* **EXERCISE DETAILS**:
Repeat the listing word for word. No pictures belong in the copy.

* **INPUT DATA**:
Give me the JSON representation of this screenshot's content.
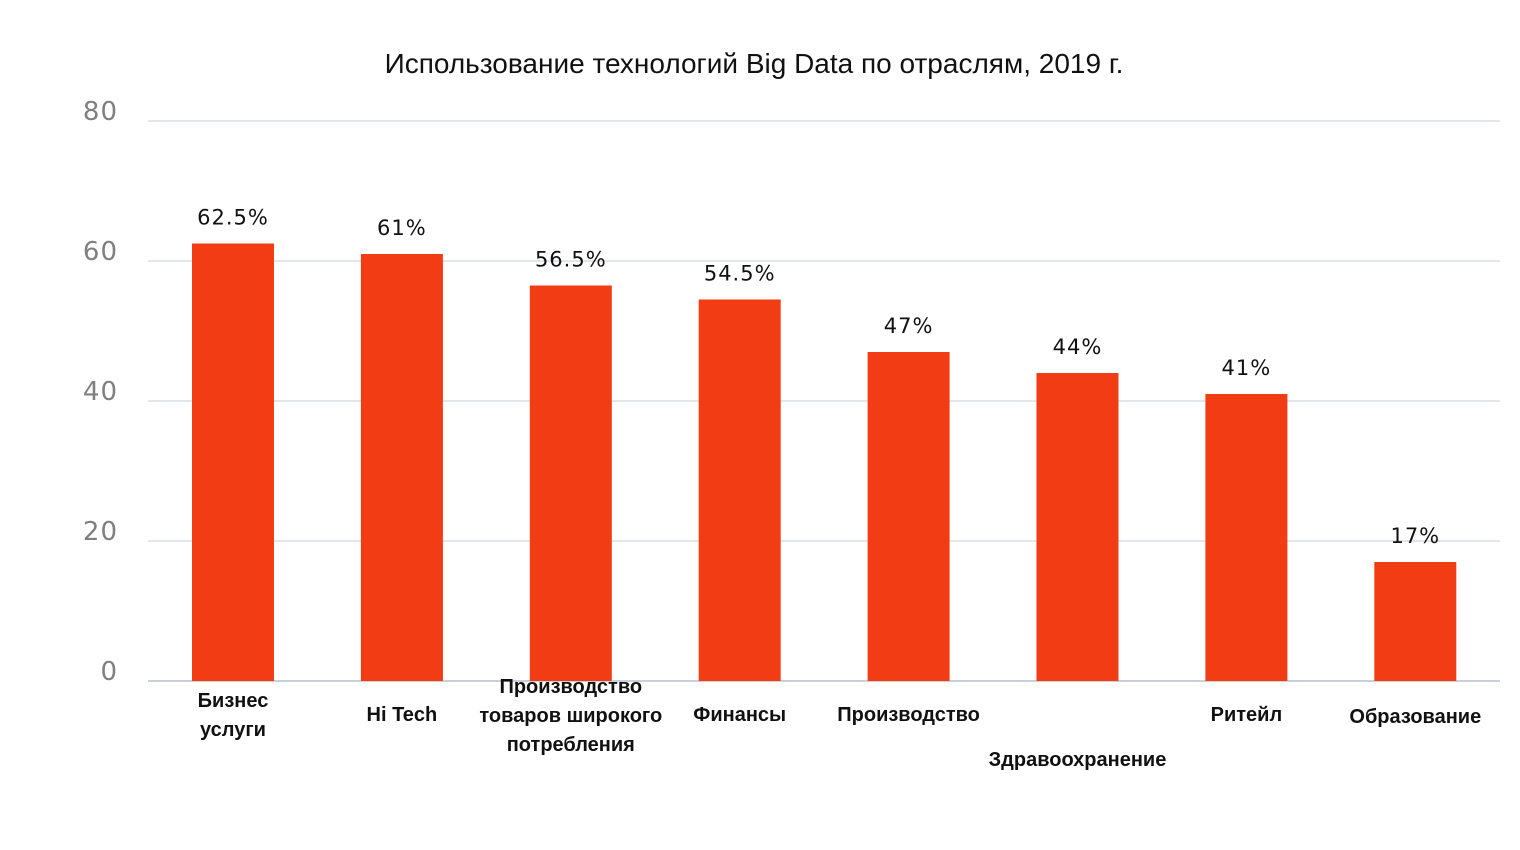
{
  "chart_data": {
    "type": "bar",
    "title": "Использование технологий Big Data по отраслям, 2019 г.",
    "xlabel": "",
    "ylabel": "",
    "ylim": [
      0,
      80
    ],
    "yticks": [
      0,
      20,
      40,
      60,
      80
    ],
    "grid": true,
    "bar_color": "#f23c14",
    "categories": [
      [
        "Бизнес",
        "услуги"
      ],
      [
        "Hi Tech"
      ],
      [
        "Производство",
        "товаров широкого",
        "потребления"
      ],
      [
        "Финансы"
      ],
      [
        "Производство"
      ],
      [
        "Здравоохранение"
      ],
      [
        "Ритейл"
      ],
      [
        "Образование"
      ]
    ],
    "values": [
      62.5,
      61,
      56.5,
      54.5,
      47,
      44,
      41,
      17
    ],
    "data_labels": [
      "62.5%",
      "61%",
      "56.5%",
      "54.5%",
      "47%",
      "44%",
      "41%",
      "17%"
    ]
  }
}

* **FINISHED TASK**:
Give me the JSON representation of this screenshot's content.
{
  "chart_data": {
    "type": "bar",
    "title": "Использование технологий Big Data по отраслям, 2019 г.",
    "xlabel": "",
    "ylabel": "",
    "ylim": [
      0,
      80
    ],
    "yticks": [
      0,
      20,
      40,
      60,
      80
    ],
    "grid": true,
    "bar_color": "#f23c14",
    "categories": [
      [
        "Бизнес",
        "услуги"
      ],
      [
        "Hi Tech"
      ],
      [
        "Производство",
        "товаров широкого",
        "потребления"
      ],
      [
        "Финансы"
      ],
      [
        "Производство"
      ],
      [
        "Здравоохранение"
      ],
      [
        "Ритейл"
      ],
      [
        "Образование"
      ]
    ],
    "values": [
      62.5,
      61,
      56.5,
      54.5,
      47,
      44,
      41,
      17
    ],
    "data_labels": [
      "62.5%",
      "61%",
      "56.5%",
      "54.5%",
      "47%",
      "44%",
      "41%",
      "17%"
    ]
  }
}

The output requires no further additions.